◆ What the task requires
Under this task are some entries; return every one of them exactly.

◆ Information provided
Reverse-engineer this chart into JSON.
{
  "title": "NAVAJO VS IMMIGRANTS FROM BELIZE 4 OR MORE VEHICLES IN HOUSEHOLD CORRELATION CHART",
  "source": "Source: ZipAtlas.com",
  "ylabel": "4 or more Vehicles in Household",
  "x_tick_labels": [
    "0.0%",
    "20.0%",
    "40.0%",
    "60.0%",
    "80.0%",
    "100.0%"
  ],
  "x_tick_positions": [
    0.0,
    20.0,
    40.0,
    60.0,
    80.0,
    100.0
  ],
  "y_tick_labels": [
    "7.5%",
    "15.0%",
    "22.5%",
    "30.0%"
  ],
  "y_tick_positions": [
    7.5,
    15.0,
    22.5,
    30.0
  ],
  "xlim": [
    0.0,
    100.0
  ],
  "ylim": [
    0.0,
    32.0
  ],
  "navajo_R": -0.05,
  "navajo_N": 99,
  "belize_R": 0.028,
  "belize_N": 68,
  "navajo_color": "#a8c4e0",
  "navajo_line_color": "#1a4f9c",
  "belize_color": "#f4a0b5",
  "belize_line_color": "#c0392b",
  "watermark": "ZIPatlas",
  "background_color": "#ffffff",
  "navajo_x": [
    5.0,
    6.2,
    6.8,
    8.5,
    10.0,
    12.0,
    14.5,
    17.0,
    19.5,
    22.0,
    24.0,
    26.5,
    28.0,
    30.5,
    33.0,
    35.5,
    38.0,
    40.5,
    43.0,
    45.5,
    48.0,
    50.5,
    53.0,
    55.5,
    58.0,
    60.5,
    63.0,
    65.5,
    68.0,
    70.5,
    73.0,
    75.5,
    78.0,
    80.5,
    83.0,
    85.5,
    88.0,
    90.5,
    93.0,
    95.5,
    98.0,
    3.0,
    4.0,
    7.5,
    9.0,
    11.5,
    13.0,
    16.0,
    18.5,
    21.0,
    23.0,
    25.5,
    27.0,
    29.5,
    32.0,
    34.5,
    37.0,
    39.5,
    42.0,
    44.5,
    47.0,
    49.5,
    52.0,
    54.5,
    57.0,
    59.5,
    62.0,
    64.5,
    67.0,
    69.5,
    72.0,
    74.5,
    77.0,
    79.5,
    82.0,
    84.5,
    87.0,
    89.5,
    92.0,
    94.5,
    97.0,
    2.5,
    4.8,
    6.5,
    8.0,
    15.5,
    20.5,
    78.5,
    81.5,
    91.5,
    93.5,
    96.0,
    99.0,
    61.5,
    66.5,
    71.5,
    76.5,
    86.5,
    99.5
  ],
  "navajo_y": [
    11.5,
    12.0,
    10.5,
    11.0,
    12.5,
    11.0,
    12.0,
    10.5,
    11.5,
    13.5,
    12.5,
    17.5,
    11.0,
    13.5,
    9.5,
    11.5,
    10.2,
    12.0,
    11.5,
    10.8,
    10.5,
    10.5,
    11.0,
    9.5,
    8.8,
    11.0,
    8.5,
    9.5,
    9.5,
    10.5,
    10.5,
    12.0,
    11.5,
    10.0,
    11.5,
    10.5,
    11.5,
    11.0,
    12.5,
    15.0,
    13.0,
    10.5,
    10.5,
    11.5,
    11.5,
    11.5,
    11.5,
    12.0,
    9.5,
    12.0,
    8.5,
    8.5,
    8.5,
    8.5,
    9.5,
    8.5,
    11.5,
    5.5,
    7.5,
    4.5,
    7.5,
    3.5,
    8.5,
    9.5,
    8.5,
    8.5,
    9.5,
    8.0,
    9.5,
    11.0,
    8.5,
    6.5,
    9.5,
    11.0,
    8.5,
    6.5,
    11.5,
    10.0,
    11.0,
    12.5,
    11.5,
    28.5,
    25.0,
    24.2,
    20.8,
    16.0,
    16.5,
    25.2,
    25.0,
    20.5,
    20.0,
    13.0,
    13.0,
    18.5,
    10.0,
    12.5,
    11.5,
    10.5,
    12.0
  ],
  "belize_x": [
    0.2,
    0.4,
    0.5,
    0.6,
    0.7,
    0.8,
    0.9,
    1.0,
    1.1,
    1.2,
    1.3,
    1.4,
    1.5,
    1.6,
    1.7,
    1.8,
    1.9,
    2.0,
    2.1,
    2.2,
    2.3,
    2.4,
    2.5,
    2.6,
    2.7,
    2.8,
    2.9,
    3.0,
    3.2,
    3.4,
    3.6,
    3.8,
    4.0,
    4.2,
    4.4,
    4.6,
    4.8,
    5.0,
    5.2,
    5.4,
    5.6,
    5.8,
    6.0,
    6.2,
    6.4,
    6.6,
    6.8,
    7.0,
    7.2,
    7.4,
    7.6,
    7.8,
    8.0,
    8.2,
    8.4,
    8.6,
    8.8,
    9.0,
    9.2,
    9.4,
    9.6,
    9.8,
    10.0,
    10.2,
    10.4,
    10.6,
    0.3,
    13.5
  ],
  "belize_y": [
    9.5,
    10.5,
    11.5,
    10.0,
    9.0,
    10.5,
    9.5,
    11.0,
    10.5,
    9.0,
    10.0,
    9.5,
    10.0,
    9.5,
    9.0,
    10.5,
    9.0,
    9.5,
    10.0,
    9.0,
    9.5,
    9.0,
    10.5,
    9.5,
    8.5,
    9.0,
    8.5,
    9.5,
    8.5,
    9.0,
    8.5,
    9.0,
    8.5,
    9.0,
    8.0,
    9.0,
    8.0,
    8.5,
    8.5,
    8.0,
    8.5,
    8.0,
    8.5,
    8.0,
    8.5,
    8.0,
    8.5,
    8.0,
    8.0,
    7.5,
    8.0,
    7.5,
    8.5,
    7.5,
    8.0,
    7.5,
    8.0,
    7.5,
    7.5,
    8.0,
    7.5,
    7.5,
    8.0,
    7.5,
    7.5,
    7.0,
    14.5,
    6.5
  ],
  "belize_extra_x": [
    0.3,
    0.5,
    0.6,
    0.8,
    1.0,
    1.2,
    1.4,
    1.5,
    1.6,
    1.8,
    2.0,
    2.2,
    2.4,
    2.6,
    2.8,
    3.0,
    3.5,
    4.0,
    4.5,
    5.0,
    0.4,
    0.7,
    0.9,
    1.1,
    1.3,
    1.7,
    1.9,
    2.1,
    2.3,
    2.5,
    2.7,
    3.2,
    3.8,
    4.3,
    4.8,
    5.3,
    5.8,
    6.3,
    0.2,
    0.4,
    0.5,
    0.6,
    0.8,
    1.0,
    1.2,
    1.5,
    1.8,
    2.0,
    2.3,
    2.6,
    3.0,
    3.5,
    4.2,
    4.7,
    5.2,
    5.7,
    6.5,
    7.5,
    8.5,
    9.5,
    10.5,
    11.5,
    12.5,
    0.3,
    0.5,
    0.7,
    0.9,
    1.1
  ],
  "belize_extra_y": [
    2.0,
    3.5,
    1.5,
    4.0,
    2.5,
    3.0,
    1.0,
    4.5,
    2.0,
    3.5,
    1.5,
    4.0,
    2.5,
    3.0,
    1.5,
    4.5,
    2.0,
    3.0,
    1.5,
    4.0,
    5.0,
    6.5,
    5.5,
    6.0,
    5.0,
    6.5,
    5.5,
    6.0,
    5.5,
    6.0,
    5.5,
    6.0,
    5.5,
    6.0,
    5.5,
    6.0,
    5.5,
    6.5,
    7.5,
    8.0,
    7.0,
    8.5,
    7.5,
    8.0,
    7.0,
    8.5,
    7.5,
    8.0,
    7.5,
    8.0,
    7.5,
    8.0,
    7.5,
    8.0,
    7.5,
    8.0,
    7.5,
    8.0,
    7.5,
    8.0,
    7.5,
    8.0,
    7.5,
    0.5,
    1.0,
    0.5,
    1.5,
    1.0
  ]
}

◆ Exercise solution
Reverse-engineer this chart into JSON.
{
  "title": "NAVAJO VS IMMIGRANTS FROM BELIZE 4 OR MORE VEHICLES IN HOUSEHOLD CORRELATION CHART",
  "source": "Source: ZipAtlas.com",
  "ylabel": "4 or more Vehicles in Household",
  "x_tick_labels": [
    "0.0%",
    "20.0%",
    "40.0%",
    "60.0%",
    "80.0%",
    "100.0%"
  ],
  "x_tick_positions": [
    0.0,
    20.0,
    40.0,
    60.0,
    80.0,
    100.0
  ],
  "y_tick_labels": [
    "7.5%",
    "15.0%",
    "22.5%",
    "30.0%"
  ],
  "y_tick_positions": [
    7.5,
    15.0,
    22.5,
    30.0
  ],
  "xlim": [
    0.0,
    100.0
  ],
  "ylim": [
    0.0,
    32.0
  ],
  "navajo_R": -0.05,
  "navajo_N": 99,
  "belize_R": 0.028,
  "belize_N": 68,
  "navajo_color": "#a8c4e0",
  "navajo_line_color": "#1a4f9c",
  "belize_color": "#f4a0b5",
  "belize_line_color": "#c0392b",
  "watermark": "ZIPatlas",
  "background_color": "#ffffff",
  "navajo_x": [
    5.0,
    6.2,
    6.8,
    8.5,
    10.0,
    12.0,
    14.5,
    17.0,
    19.5,
    22.0,
    24.0,
    26.5,
    28.0,
    30.5,
    33.0,
    35.5,
    38.0,
    40.5,
    43.0,
    45.5,
    48.0,
    50.5,
    53.0,
    55.5,
    58.0,
    60.5,
    63.0,
    65.5,
    68.0,
    70.5,
    73.0,
    75.5,
    78.0,
    80.5,
    83.0,
    85.5,
    88.0,
    90.5,
    93.0,
    95.5,
    98.0,
    3.0,
    4.0,
    7.5,
    9.0,
    11.5,
    13.0,
    16.0,
    18.5,
    21.0,
    23.0,
    25.5,
    27.0,
    29.5,
    32.0,
    34.5,
    37.0,
    39.5,
    42.0,
    44.5,
    47.0,
    49.5,
    52.0,
    54.5,
    57.0,
    59.5,
    62.0,
    64.5,
    67.0,
    69.5,
    72.0,
    74.5,
    77.0,
    79.5,
    82.0,
    84.5,
    87.0,
    89.5,
    92.0,
    94.5,
    97.0,
    2.5,
    4.8,
    6.5,
    8.0,
    15.5,
    20.5,
    78.5,
    81.5,
    91.5,
    93.5,
    96.0,
    99.0,
    61.5,
    66.5,
    71.5,
    76.5,
    86.5,
    99.5
  ],
  "navajo_y": [
    11.5,
    12.0,
    10.5,
    11.0,
    12.5,
    11.0,
    12.0,
    10.5,
    11.5,
    13.5,
    12.5,
    17.5,
    11.0,
    13.5,
    9.5,
    11.5,
    10.2,
    12.0,
    11.5,
    10.8,
    10.5,
    10.5,
    11.0,
    9.5,
    8.8,
    11.0,
    8.5,
    9.5,
    9.5,
    10.5,
    10.5,
    12.0,
    11.5,
    10.0,
    11.5,
    10.5,
    11.5,
    11.0,
    12.5,
    15.0,
    13.0,
    10.5,
    10.5,
    11.5,
    11.5,
    11.5,
    11.5,
    12.0,
    9.5,
    12.0,
    8.5,
    8.5,
    8.5,
    8.5,
    9.5,
    8.5,
    11.5,
    5.5,
    7.5,
    4.5,
    7.5,
    3.5,
    8.5,
    9.5,
    8.5,
    8.5,
    9.5,
    8.0,
    9.5,
    11.0,
    8.5,
    6.5,
    9.5,
    11.0,
    8.5,
    6.5,
    11.5,
    10.0,
    11.0,
    12.5,
    11.5,
    28.5,
    25.0,
    24.2,
    20.8,
    16.0,
    16.5,
    25.2,
    25.0,
    20.5,
    20.0,
    13.0,
    13.0,
    18.5,
    10.0,
    12.5,
    11.5,
    10.5,
    12.0
  ],
  "belize_x": [
    0.2,
    0.4,
    0.5,
    0.6,
    0.7,
    0.8,
    0.9,
    1.0,
    1.1,
    1.2,
    1.3,
    1.4,
    1.5,
    1.6,
    1.7,
    1.8,
    1.9,
    2.0,
    2.1,
    2.2,
    2.3,
    2.4,
    2.5,
    2.6,
    2.7,
    2.8,
    2.9,
    3.0,
    3.2,
    3.4,
    3.6,
    3.8,
    4.0,
    4.2,
    4.4,
    4.6,
    4.8,
    5.0,
    5.2,
    5.4,
    5.6,
    5.8,
    6.0,
    6.2,
    6.4,
    6.6,
    6.8,
    7.0,
    7.2,
    7.4,
    7.6,
    7.8,
    8.0,
    8.2,
    8.4,
    8.6,
    8.8,
    9.0,
    9.2,
    9.4,
    9.6,
    9.8,
    10.0,
    10.2,
    10.4,
    10.6,
    0.3,
    13.5
  ],
  "belize_y": [
    9.5,
    10.5,
    11.5,
    10.0,
    9.0,
    10.5,
    9.5,
    11.0,
    10.5,
    9.0,
    10.0,
    9.5,
    10.0,
    9.5,
    9.0,
    10.5,
    9.0,
    9.5,
    10.0,
    9.0,
    9.5,
    9.0,
    10.5,
    9.5,
    8.5,
    9.0,
    8.5,
    9.5,
    8.5,
    9.0,
    8.5,
    9.0,
    8.5,
    9.0,
    8.0,
    9.0,
    8.0,
    8.5,
    8.5,
    8.0,
    8.5,
    8.0,
    8.5,
    8.0,
    8.5,
    8.0,
    8.5,
    8.0,
    8.0,
    7.5,
    8.0,
    7.5,
    8.5,
    7.5,
    8.0,
    7.5,
    8.0,
    7.5,
    7.5,
    8.0,
    7.5,
    7.5,
    8.0,
    7.5,
    7.5,
    7.0,
    14.5,
    6.5
  ],
  "belize_extra_x": [
    0.3,
    0.5,
    0.6,
    0.8,
    1.0,
    1.2,
    1.4,
    1.5,
    1.6,
    1.8,
    2.0,
    2.2,
    2.4,
    2.6,
    2.8,
    3.0,
    3.5,
    4.0,
    4.5,
    5.0,
    0.4,
    0.7,
    0.9,
    1.1,
    1.3,
    1.7,
    1.9,
    2.1,
    2.3,
    2.5,
    2.7,
    3.2,
    3.8,
    4.3,
    4.8,
    5.3,
    5.8,
    6.3,
    0.2,
    0.4,
    0.5,
    0.6,
    0.8,
    1.0,
    1.2,
    1.5,
    1.8,
    2.0,
    2.3,
    2.6,
    3.0,
    3.5,
    4.2,
    4.7,
    5.2,
    5.7,
    6.5,
    7.5,
    8.5,
    9.5,
    10.5,
    11.5,
    12.5,
    0.3,
    0.5,
    0.7,
    0.9,
    1.1
  ],
  "belize_extra_y": [
    2.0,
    3.5,
    1.5,
    4.0,
    2.5,
    3.0,
    1.0,
    4.5,
    2.0,
    3.5,
    1.5,
    4.0,
    2.5,
    3.0,
    1.5,
    4.5,
    2.0,
    3.0,
    1.5,
    4.0,
    5.0,
    6.5,
    5.5,
    6.0,
    5.0,
    6.5,
    5.5,
    6.0,
    5.5,
    6.0,
    5.5,
    6.0,
    5.5,
    6.0,
    5.5,
    6.0,
    5.5,
    6.5,
    7.5,
    8.0,
    7.0,
    8.5,
    7.5,
    8.0,
    7.0,
    8.5,
    7.5,
    8.0,
    7.5,
    8.0,
    7.5,
    8.0,
    7.5,
    8.0,
    7.5,
    8.0,
    7.5,
    8.0,
    7.5,
    8.0,
    7.5,
    8.0,
    7.5,
    0.5,
    1.0,
    0.5,
    1.5,
    1.0
  ]
}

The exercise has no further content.